▶ [Task requirements]:
Copy every line from the data below in which the string "name" can be found.

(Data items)
- - -

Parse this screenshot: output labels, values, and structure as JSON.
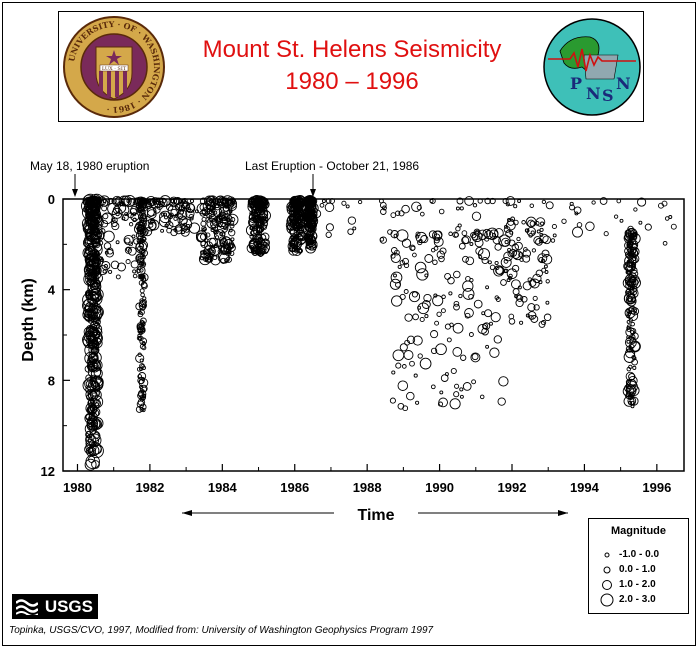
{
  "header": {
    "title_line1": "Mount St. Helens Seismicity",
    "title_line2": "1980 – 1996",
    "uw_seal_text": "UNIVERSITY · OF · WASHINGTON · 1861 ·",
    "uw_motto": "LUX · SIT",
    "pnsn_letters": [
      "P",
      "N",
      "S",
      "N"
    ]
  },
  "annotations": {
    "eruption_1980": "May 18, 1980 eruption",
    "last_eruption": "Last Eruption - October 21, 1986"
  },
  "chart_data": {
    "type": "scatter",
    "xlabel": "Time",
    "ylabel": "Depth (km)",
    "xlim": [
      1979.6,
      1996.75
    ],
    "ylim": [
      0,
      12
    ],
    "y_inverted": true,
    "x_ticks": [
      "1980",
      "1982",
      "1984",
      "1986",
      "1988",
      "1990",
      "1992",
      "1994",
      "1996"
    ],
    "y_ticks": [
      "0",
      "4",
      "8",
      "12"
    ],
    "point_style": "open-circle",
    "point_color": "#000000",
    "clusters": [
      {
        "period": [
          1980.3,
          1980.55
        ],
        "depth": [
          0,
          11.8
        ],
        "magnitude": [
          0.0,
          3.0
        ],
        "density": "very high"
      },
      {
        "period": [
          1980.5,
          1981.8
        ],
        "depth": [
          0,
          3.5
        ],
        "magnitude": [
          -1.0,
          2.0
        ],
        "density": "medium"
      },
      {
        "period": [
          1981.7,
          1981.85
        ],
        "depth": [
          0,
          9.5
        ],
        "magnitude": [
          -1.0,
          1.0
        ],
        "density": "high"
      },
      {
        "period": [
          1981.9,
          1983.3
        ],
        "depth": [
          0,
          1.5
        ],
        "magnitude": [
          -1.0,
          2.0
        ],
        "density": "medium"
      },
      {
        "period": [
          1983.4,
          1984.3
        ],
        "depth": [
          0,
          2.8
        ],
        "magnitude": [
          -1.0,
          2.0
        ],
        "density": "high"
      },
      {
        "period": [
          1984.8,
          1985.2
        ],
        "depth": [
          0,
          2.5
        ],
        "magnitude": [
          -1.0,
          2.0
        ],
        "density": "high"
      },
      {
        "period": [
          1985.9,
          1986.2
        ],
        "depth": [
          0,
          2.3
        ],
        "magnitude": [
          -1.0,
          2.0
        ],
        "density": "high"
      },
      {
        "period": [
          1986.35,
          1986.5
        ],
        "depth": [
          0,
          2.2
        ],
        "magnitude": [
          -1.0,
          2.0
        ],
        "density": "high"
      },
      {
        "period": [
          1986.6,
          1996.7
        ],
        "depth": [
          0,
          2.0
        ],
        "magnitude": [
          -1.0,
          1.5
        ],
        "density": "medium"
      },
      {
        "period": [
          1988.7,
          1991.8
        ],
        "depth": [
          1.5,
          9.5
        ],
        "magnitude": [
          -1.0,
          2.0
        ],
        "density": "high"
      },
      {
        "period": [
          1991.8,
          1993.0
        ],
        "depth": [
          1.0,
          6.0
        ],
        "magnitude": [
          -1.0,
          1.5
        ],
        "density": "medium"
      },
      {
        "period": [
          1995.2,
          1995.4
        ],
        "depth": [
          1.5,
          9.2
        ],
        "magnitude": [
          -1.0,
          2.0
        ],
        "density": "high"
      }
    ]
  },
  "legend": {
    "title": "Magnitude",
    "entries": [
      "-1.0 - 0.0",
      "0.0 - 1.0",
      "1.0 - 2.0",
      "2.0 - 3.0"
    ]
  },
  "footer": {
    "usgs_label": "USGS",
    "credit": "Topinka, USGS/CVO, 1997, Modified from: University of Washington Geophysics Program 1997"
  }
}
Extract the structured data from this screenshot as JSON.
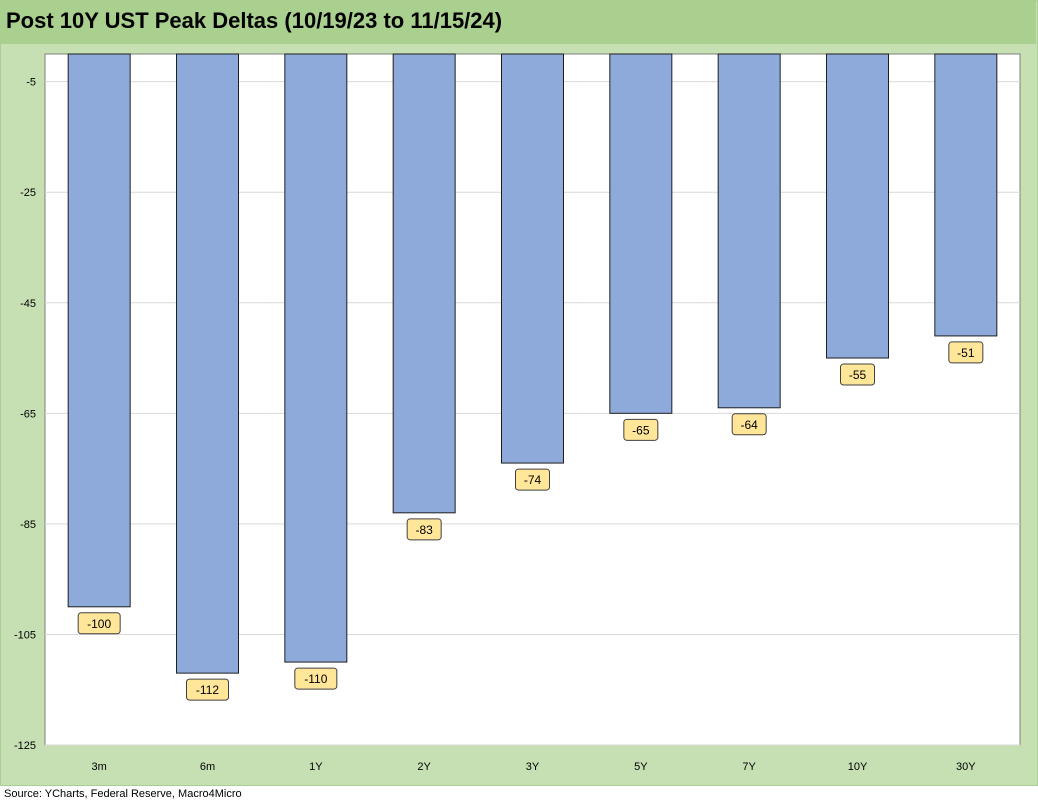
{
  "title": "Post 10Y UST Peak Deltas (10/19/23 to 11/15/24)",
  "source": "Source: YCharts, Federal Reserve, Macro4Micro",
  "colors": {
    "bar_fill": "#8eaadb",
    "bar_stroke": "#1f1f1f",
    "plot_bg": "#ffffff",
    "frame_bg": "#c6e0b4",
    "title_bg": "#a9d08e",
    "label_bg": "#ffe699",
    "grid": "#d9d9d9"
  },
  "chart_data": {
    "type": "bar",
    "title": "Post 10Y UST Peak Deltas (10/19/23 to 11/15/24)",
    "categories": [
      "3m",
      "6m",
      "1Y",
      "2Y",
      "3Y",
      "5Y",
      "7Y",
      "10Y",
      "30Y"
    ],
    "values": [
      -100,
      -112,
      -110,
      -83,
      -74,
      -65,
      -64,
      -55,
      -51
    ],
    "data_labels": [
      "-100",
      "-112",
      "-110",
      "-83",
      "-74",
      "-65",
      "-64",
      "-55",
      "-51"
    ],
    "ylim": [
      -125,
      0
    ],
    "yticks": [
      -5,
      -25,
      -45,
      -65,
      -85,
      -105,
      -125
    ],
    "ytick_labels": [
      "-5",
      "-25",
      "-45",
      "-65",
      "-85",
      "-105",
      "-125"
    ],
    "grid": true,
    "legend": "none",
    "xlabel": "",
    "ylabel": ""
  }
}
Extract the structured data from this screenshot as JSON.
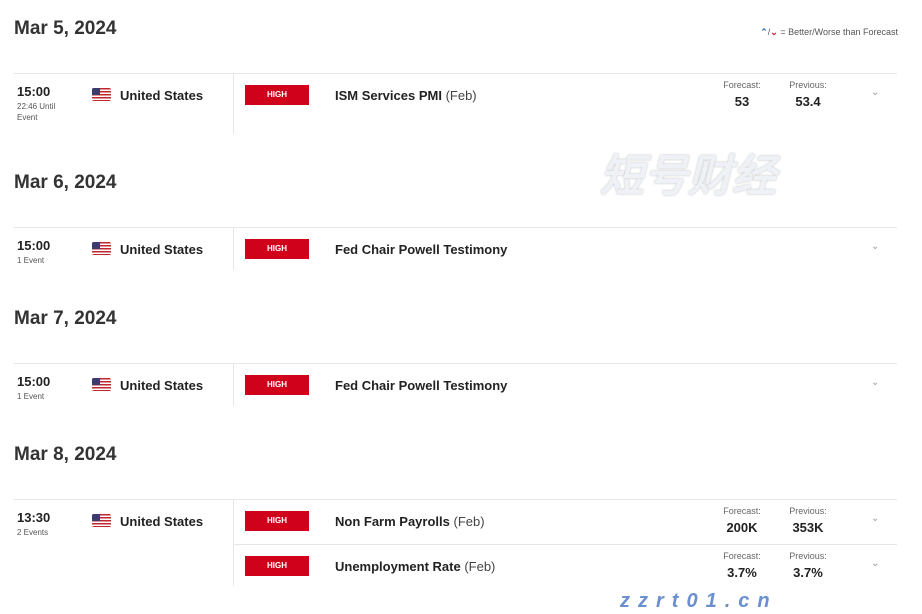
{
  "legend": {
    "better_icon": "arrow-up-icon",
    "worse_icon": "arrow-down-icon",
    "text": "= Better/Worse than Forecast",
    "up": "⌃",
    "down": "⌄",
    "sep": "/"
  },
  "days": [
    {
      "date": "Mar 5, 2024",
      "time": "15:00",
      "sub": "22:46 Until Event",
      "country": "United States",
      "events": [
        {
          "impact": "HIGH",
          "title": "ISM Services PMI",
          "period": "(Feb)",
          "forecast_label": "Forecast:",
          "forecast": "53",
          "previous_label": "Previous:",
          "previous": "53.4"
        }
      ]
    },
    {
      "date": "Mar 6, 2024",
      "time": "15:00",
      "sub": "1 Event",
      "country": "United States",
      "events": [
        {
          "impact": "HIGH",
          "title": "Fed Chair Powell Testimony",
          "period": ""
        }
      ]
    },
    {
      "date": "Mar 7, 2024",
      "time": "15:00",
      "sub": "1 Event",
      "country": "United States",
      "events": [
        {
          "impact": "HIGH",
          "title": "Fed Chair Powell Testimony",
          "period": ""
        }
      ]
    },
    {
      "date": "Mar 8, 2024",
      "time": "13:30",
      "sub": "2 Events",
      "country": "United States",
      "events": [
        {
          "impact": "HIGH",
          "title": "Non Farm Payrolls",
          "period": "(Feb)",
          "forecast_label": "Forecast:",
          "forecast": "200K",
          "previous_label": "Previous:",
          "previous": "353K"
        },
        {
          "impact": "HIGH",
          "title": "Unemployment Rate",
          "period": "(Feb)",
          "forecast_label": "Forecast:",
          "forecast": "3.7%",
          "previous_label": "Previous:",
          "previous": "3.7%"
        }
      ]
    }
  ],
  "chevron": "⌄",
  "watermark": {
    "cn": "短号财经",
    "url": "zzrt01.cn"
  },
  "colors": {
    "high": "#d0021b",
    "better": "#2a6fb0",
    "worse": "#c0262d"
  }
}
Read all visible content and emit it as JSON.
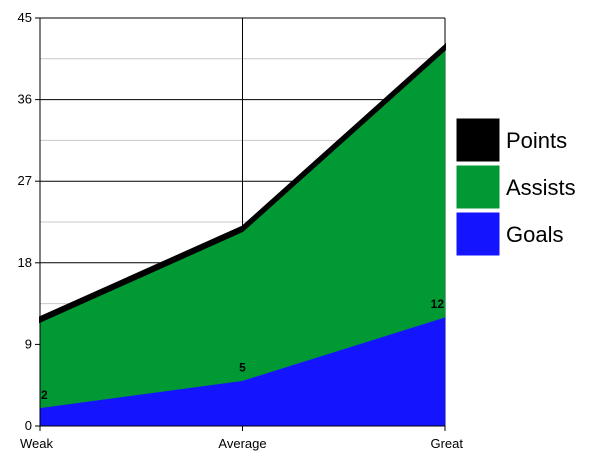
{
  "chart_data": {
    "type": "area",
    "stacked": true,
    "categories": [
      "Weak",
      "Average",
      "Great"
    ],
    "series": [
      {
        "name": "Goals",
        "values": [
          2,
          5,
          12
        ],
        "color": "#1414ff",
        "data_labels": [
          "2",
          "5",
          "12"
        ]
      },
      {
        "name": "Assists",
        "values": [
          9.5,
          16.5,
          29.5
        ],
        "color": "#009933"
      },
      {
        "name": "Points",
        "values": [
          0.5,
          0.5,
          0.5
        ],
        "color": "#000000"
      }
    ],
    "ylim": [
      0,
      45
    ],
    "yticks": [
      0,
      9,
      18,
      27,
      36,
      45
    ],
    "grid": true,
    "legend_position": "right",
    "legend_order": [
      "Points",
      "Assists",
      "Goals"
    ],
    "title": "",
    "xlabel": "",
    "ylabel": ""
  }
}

- - -

▶ [Problem solution]:
        "name": "Goals",
        "name": "Assists",
        "name": "Points",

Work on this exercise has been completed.